SELECTED TEXT →
%%

North Sails NEWS

April 26, 2018


Our DIY Sail Care information only applies to traditional fabrics and laminates. 3Di is composite technology, not a sail laminate. For info on 3Di sail care, read Sail Maintenance. Here is what you need to know about chafe on traditional fabrics.

North Sails CEO Dan Neri shows us how to keep chafe from destroying your sails.

Wherever soft, fabric parts of a sail rub against hard metal parts, the sail is going to eventually suffer chafe damage. It is difficult for a sailmaker to identify all potential chafe areas, so you must watch for chafe and add (or replace) chafe protection before a hole appears.

Heavy dacron and webbing work best for chafing surfaces around rings. Webbing is easy to fold around corners and is made of thicker fibers, so it will wear better than Dacron. Dacron, on the other hand, is easier to sew due to its lower bulk. We are not particularly fond of leather for chafe protection, even though it looks nice when it is new. Leather stretches when it is wet, so it is more easily ripped than webbing chafe guards.

This leather chafe guard is not helping the sail at all. When the leather gets wet, it tends to sluff apart where the reef line rubs against it. Someone has gone to the effort of sewing another layer of leather over the first chafe gear above the reef ring. This new leather will last forever because there is is no way the reefing line will be able to rub there.

Anytime you see your sail rubbing on the rig, or see a lazy jack or running stay rubbing on the sail, circle the area of contact with a marking pen. Then, at your first opportunity, cover the area that you have marked with an appropriate material.


How to make chafe patches

The most common chafe material is “Stickyback.” Due to its lightweight it will conform to the surface of the sail, even if it is applied over areas that include staggered layers of reinforcing, or batten pockets. The surface is slippery, which allows the fabric to slide against other materials without grabbing or heating up from friction. However, because it is thin and made from lightweight fibers, this is really only a temporary solution.

Heavier weight chafe patches can be made from woven polyester sailcloth and several strips of seamstick adhesive, or a thin layer of liquid adhesive. Whenever possible, chafe material should be applied with adhesive rather than sewing because it will need to be renewed at some point. Stitching will leave holes in the sail when the old chafe material is removed, and more holes when the replacement material is installed. Multiple layers of lighter weight material installed with adhesives are the best way to go.

%%

PROVIDED DATA →
%%

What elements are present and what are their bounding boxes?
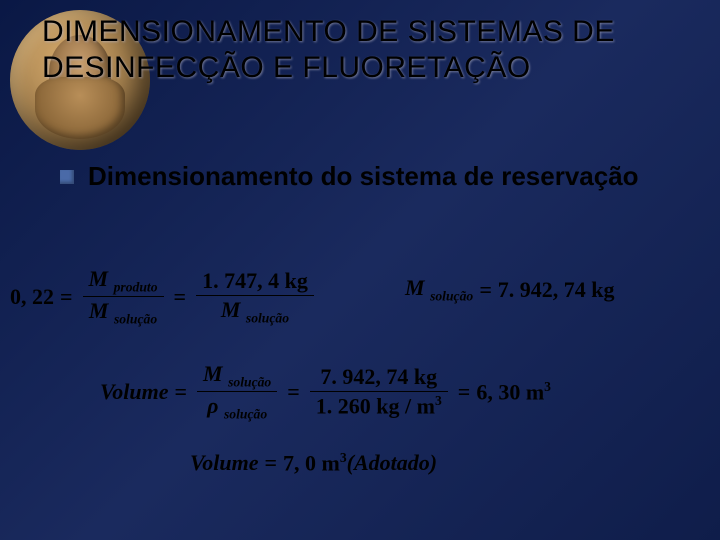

%%

TO-DO LIST →
[A] Reproduce the sail chafe article from "Wherever soft, fabric" up to and including "a hole appears.".
[B] Translate this sentence from the sail chafe article into Spanish: "Leather stretches when it is wet, so it is more easily ripped than webbing chafe guards."
None of the data matters here.

ANSWER SET →
[A]
Wherever soft, fabric parts of a sail rub against hard metal parts, the sail is going to eventually suffer chafe damage. It is difficult for a sailmaker to identify all potential chafe areas, so you must watch for chafe and add (or replace) chafe protection before a hole appears.

[B] El cuero se estira cuando está mojado, por lo que se rasga con más facilidad que los protectores contra el roce hechos de cincha.